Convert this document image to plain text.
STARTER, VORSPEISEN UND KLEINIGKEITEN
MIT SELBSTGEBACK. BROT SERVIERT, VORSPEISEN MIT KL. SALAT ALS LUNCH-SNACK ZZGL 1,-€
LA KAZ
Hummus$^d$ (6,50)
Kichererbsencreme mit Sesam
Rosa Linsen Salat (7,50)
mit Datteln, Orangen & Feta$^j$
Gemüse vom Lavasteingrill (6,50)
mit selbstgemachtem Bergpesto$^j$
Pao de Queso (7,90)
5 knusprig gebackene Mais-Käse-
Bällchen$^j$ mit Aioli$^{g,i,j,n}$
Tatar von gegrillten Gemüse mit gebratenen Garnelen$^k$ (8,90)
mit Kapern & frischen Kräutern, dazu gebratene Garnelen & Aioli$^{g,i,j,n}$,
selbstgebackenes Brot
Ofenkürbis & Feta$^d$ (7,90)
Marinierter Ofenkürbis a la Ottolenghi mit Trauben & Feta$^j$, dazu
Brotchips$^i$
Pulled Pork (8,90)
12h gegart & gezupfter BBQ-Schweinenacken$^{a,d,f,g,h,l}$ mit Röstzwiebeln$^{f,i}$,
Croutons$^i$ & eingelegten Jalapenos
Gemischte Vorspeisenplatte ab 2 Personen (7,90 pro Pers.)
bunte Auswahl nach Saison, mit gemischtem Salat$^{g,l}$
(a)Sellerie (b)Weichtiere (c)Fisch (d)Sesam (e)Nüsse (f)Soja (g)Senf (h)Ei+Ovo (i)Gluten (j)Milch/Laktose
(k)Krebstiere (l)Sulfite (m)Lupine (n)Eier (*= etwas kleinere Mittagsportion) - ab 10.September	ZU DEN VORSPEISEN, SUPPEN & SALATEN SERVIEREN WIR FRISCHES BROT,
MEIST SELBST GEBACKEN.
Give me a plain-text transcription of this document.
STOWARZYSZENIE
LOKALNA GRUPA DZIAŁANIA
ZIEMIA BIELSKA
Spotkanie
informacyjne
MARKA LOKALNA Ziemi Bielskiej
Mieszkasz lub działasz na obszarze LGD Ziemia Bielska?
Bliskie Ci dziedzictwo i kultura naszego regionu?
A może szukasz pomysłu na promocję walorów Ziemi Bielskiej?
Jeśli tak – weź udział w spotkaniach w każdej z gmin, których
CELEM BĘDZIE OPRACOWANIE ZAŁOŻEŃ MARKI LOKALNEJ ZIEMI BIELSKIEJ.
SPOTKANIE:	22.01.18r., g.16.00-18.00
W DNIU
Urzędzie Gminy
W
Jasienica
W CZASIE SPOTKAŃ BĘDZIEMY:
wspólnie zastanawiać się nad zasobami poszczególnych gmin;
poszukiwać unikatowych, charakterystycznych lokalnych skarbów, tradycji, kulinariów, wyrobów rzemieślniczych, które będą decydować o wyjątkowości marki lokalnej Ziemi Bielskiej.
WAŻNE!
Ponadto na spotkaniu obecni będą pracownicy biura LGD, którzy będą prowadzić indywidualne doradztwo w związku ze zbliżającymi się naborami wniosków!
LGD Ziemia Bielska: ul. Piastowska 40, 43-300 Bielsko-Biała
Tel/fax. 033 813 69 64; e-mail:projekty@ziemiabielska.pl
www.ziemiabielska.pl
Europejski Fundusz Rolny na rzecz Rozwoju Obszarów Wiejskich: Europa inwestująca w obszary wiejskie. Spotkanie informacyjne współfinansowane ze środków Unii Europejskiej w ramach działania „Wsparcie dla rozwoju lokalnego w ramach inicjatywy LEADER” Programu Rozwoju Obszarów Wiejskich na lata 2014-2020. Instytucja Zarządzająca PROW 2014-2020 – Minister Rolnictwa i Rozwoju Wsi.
+ + +
Task details: Reproduce the data in its entirety, matching each character.

Result:
Convert this document image to plain text.
STARTER, VORSPEISEN UND KLEINIGKEITEN
MIT SELBSTGEBACK. BROT SERVIERT, VORSPEISEN MIT KL. SALAT ALS LUNCH-SNACK ZZGL 1,-€
LA KAZ
Hummus$^d$ (6,50)
Kichererbsencreme mit Sesam
Rosa Linsen Salat (7,50)
mit Datteln, Orangen & Feta$^j$
Gemüse vom Lavasteingrill (6,50)
mit selbstgemachtem Bergpesto$^j$
Pao de Queso (7,90)
5 knusprig gebackene Mais-Käse-
Bällchen$^j$ mit Aioli$^{g,i,j,n}$
Tatar von gegrillten Gemüse mit gebratenen Garnelen$^k$ (8,90)
mit Kapern & frischen Kräutern, dazu gebratene Garnelen & Aioli$^{g,i,j,n}$,
selbstgebackenes Brot
Ofenkürbis & Feta$^d$ (7,90)
Marinierter Ofenkürbis a la Ottolenghi mit Trauben & Feta$^j$, dazu
Brotchips$^i$
Pulled Pork (8,90)
12h gegart & gezupfter BBQ-Schweinenacken$^{a,d,f,g,h,l}$ mit Röstzwiebeln$^{f,i}$,
Croutons$^i$ & eingelegten Jalapenos
Gemischte Vorspeisenplatte ab 2 Personen (7,90 pro Pers.)
bunte Auswahl nach Saison, mit gemischtem Salat$^{g,l}$
(a)Sellerie (b)Weichtiere (c)Fisch (d)Sesam (e)Nüsse (f)Soja (g)Senf (h)Ei+Ovo (i)Gluten (j)Milch/Laktose
(k)Krebstiere (l)Sulfite (m)Lupine (n)Eier (*= etwas kleinere Mittagsportion) - ab 10.September	ZU DEN VORSPEISEN, SUPPEN & SALATEN SERVIEREN WIR FRISCHES BROT,
MEIST SELBST GEBACKEN.
Give me a plain-text transcription of this document.
STOWARZYSZENIE
LOKALNA GRUPA DZIAŁANIA
ZIEMIA BIELSKA
Spotkanie
informacyjne
MARKA LOKALNA Ziemi Bielskiej
Mieszkasz lub działasz na obszarze LGD Ziemia Bielska?
Bliskie Ci dziedzictwo i kultura naszego regionu?
A może szukasz pomysłu na promocję walorów Ziemi Bielskiej?
Jeśli tak – weź udział w spotkaniach w każdej z gmin, których
CELEM BĘDZIE OPRACOWANIE ZAŁOŻEŃ MARKI LOKALNEJ ZIEMI BIELSKIEJ.
SPOTKANIE:	22.01.18r., g.16.00-18.00
W DNIU
Urzędzie Gminy
W
Jasienica
W CZASIE SPOTKAŃ BĘDZIEMY:
wspólnie zastanawiać się nad zasobami poszczególnych gmin;
poszukiwać unikatowych, charakterystycznych lokalnych skarbów, tradycji, kulinariów, wyrobów rzemieślniczych, które będą decydować o wyjątkowości marki lokalnej Ziemi Bielskiej.
WAŻNE!
Ponadto na spotkaniu obecni będą pracownicy biura LGD, którzy będą prowadzić indywidualne doradztwo w związku ze zbliżającymi się naborami wniosków!
LGD Ziemia Bielska: ul. Piastowska 40, 43-300 Bielsko-Biała
Tel/fax. 033 813 69 64; e-mail:projekty@ziemiabielska.pl
www.ziemiabielska.pl
Europejski Fundusz Rolny na rzecz Rozwoju Obszarów Wiejskich: Europa inwestująca w obszary wiejskie. Spotkanie informacyjne współfinansowane ze środków Unii Europejskiej w ramach działania „Wsparcie dla rozwoju lokalnego w ramach inicjatywy LEADER” Programu Rozwoju Obszarów Wiejskich na lata 2014-2020. Instytucja Zarządzająca PROW 2014-2020 – Minister Rolnictwa i Rozwoju Wsi.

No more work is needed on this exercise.